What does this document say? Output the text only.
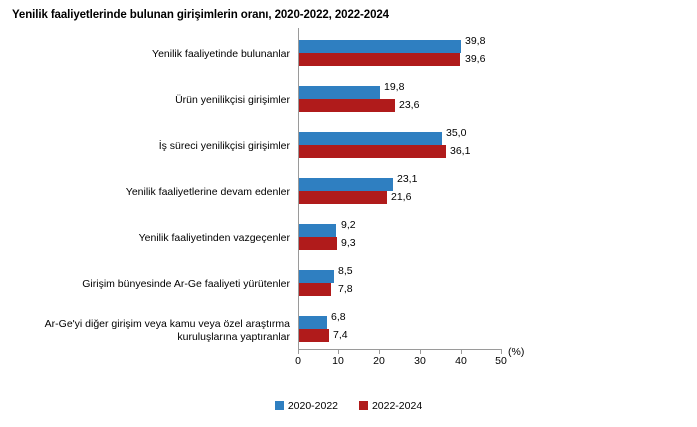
Yenilik faaliyetlerinde bulunan girişimlerin oranı, 2020-2022, 2022-2024
Yenilik faaliyetinde bulunanlar
Ürün yenilikçisi girişimler
İş süreci yenilikçisi girişimler
Yenilik faaliyetlerine devam edenler
Yenilik faaliyetinden vazgeçenler
Girişim bünyesinde Ar-Ge faaliyeti yürütenler
Ar-Ge'yi diğer girişim veya kamu veya özel araştırma kuruluşlarına yaptıranlar
39,8
39,6
19,8
23,6
35,0
36,1
23,1
21,6
9,2
9,3
8,5
7,8
6,8
7,4
0	10	20	30	40	50
(%)
2020-2022	2022-2024
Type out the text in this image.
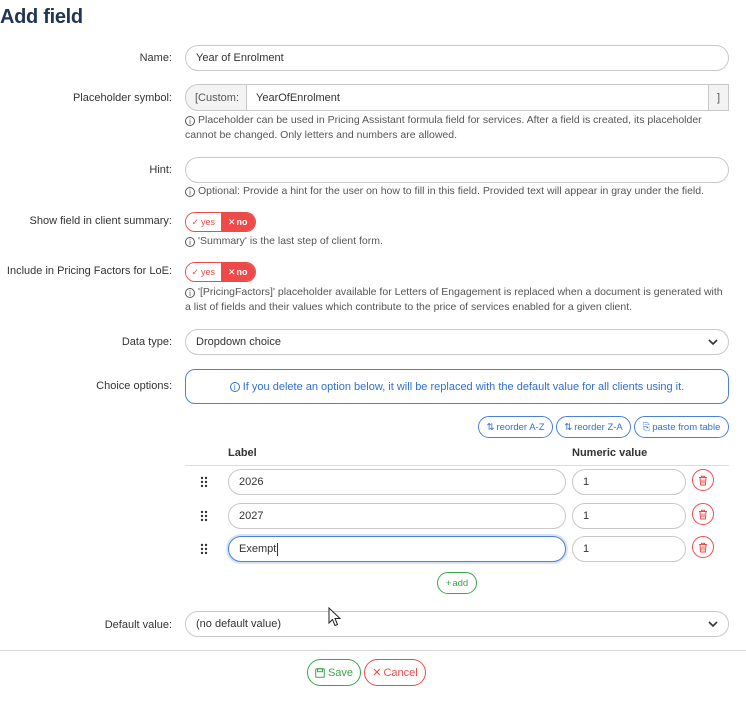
Add field
Name: Year of Enrolment
Placeholder symbol:	[Custom:	YearOfEnrolment	]
i Placeholder can be used in Pricing Assistant formula field for services. After a field is created, its placeholder cannot be changed. Only letters and numbers are allowed.
Hint:
i Optional: Provide a hint for the user on how to fill in this field. Provided text will appear in gray under the field.
Show field in client summary: ✓ yes ✕ no
i 'Summary' is the last step of client form.
Include in Pricing Factors for LoE: ✓ yes ✕ no
i '[PricingFactors]' placeholder available for Letters of Engagement is replaced when a document is generated with a list of fields and their values which contribute to the price of services enabled for a given client.
Data type: Dropdown choice
Choice options:	i If you delete an option below, it will be replaced with the default value for all clients using it.
⇅ reorder A-Z ⇅ reorder Z-A ⎘ paste from table
Label	Numeric value
2026	1
2027	1
Exempt	1
+ add
Default value: (no default value)
Save ✕ Cancel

● **EXERCISE**: Look through the entries above and list every line containing "yenilikçisi".

● **RESULT**:
Ürün yenilikçisi girişimler
İş süreci yenilikçisi girişimler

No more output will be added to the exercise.